Question is this. I have never had to buy gasket sets myself as I always had my mechanic do it. But since I have been on this forum I am highly motivated and much more confident to start doing things myself. So where is the best place to buy gaskets at?

Cost is just as much a concern for me as quality. I need the best of both if possible?
 
Realgaskets.com makes a good silicone gasket and as long as you follow the directions you can re-use it which cuts the price in half if you ever remove it. All the new bikes come with rubba cam gaskets.

Steve
 
Also put a VERY small dab of silicon on the half moon plugs
 
I just replaced both my 'D' rings and VC gasket last Wednesday. My first time on this bike, a 'GK. I had to remove the top breather vent and clutch cable to get it around the big fairing, but was relatively easy. I installed 4 new 'D' plugs dry, and smeared oil on the gasket and installed. No Leaks at all, and total time was about 40 minutes. :twisted:
 
The rubber half moons are infamous for leaking. Even new ones can leak in a little while. I put on a small dab of semi-hardening gasket sealant. Just don't put so much that excess can get squeezed into the motor.

--

(SHORT EXERCISE): In the gasket forum thread, why does the last poster add semi-hardening gasket sealant to the rubber half moons, and why keep the dab small?

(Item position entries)
--

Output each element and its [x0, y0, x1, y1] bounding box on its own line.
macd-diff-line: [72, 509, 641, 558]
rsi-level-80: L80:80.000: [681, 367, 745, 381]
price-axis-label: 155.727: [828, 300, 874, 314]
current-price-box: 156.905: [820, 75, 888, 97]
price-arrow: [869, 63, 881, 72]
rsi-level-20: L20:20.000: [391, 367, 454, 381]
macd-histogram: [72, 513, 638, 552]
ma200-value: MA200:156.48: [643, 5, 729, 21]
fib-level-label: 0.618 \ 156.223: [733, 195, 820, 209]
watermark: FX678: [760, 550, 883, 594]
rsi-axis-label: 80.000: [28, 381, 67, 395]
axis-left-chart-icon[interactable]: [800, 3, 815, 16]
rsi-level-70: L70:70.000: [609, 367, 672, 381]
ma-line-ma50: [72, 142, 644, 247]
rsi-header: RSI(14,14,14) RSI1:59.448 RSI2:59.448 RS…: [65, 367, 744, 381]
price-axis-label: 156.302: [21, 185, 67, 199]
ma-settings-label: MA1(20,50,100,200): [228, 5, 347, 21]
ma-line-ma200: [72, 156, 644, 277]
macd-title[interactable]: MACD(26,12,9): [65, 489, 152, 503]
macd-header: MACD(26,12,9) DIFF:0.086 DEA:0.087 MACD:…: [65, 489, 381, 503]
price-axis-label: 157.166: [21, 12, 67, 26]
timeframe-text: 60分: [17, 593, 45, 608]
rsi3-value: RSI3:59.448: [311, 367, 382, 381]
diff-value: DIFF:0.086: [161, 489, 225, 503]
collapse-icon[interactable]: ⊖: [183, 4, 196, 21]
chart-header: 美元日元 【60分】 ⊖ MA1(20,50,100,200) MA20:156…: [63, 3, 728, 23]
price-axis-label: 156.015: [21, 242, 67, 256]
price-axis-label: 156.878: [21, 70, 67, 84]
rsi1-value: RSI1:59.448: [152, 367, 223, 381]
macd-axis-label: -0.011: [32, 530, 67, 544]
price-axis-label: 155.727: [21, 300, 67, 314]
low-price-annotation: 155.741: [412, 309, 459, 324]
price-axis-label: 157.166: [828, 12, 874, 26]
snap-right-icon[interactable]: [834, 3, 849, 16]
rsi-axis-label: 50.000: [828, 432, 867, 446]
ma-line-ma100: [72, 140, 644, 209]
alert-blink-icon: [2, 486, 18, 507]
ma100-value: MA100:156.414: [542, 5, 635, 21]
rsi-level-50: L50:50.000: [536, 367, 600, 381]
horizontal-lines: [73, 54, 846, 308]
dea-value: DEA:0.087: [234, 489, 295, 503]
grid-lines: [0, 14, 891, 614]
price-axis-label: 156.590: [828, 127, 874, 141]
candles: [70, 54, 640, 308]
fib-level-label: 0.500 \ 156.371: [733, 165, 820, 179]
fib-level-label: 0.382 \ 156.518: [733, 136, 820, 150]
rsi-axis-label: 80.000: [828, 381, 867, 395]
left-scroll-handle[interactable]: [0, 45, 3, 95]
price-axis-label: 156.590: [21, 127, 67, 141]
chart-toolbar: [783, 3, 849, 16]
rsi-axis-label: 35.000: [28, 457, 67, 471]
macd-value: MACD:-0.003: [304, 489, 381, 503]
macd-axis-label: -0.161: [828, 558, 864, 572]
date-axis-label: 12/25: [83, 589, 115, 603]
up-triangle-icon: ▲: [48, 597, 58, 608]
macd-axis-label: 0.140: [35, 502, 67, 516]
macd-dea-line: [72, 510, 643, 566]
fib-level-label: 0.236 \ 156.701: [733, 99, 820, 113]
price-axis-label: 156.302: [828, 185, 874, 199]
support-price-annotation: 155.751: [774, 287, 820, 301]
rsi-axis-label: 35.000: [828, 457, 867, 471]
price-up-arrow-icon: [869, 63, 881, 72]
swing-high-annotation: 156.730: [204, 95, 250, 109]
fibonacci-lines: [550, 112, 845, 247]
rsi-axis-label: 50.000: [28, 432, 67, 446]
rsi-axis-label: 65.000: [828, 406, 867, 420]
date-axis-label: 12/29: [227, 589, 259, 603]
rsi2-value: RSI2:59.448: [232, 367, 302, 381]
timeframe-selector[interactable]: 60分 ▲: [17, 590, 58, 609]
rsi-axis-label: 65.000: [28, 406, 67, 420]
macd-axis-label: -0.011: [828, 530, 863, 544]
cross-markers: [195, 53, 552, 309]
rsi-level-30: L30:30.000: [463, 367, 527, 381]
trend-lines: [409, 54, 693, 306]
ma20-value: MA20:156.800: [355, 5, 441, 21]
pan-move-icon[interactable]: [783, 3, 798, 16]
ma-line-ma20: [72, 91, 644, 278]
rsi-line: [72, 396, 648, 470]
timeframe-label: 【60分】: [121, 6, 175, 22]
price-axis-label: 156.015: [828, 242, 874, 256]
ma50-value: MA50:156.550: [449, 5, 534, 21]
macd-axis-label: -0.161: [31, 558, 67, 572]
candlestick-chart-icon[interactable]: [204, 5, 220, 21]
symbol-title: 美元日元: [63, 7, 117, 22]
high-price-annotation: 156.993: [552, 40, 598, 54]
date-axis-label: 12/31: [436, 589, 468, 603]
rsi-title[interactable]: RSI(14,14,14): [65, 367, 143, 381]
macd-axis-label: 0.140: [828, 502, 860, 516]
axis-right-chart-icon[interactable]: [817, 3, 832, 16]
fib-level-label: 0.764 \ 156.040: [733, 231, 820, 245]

--

(EXERCISE RESPONSE): The rubber half moons are infamous for leaking, and even new ones can start leaking after a little while. The dab stays small so that excess sealant doesn't get squeezed into the motor.